Restate the data below word for word. Skip any images it contains.

(Items from a data source)
+===+

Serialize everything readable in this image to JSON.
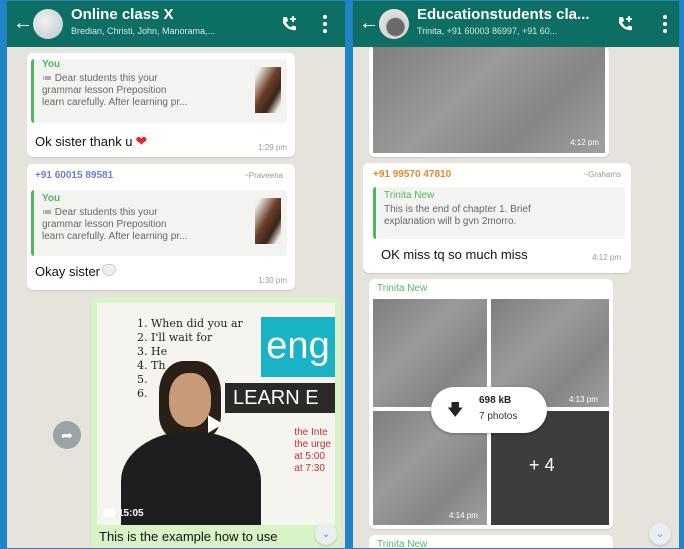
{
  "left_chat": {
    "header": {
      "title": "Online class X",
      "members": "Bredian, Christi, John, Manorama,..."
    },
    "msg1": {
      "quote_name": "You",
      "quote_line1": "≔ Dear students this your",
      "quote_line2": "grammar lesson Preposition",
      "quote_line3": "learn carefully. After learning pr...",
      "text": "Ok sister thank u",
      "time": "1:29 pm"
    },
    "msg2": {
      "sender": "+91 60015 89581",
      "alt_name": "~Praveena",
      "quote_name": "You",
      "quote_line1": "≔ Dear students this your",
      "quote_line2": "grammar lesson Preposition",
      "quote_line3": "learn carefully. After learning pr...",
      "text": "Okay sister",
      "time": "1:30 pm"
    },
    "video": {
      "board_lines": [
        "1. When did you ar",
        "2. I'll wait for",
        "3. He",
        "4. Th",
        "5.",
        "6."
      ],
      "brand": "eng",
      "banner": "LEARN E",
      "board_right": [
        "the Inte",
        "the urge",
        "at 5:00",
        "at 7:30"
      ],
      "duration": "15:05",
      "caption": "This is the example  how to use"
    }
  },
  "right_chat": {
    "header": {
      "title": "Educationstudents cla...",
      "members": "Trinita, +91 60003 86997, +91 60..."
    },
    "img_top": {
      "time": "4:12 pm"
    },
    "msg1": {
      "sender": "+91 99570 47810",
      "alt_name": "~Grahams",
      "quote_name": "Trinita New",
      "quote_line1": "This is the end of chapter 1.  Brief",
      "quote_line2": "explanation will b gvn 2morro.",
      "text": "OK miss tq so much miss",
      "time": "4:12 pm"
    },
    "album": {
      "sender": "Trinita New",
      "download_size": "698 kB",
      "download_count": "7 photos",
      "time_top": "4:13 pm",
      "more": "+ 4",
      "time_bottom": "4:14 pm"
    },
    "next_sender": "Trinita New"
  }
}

+===+

--- Right answer ---
Serialize everything readable in this image to JSON.
{
  "left_chat": {
    "header": {
      "title": "Online class X",
      "members": "Bredian, Christi, John, Manorama,..."
    },
    "msg1": {
      "quote_name": "You",
      "quote_line1": "≔ Dear students this your",
      "quote_line2": "grammar lesson Preposition",
      "quote_line3": "learn carefully. After learning pr...",
      "text": "Ok sister thank u",
      "time": "1:29 pm"
    },
    "msg2": {
      "sender": "+91 60015 89581",
      "alt_name": "~Praveena",
      "quote_name": "You",
      "quote_line1": "≔ Dear students this your",
      "quote_line2": "grammar lesson Preposition",
      "quote_line3": "learn carefully. After learning pr...",
      "text": "Okay sister",
      "time": "1:30 pm"
    },
    "video": {
      "board_lines": [
        "1. When did you ar",
        "2. I'll wait for",
        "3. He",
        "4. Th",
        "5.",
        "6."
      ],
      "brand": "eng",
      "banner": "LEARN E",
      "board_right": [
        "the Inte",
        "the urge",
        "at 5:00",
        "at 7:30"
      ],
      "duration": "15:05",
      "caption": "This is the example  how to use"
    }
  },
  "right_chat": {
    "header": {
      "title": "Educationstudents cla...",
      "members": "Trinita, +91 60003 86997, +91 60..."
    },
    "img_top": {
      "time": "4:12 pm"
    },
    "msg1": {
      "sender": "+91 99570 47810",
      "alt_name": "~Grahams",
      "quote_name": "Trinita New",
      "quote_line1": "This is the end of chapter 1.  Brief",
      "quote_line2": "explanation will b gvn 2morro.",
      "text": "OK miss tq so much miss",
      "time": "4:12 pm"
    },
    "album": {
      "sender": "Trinita New",
      "download_size": "698 kB",
      "download_count": "7 photos",
      "time_top": "4:13 pm",
      "more": "+ 4",
      "time_bottom": "4:14 pm"
    },
    "next_sender": "Trinita New"
  }
}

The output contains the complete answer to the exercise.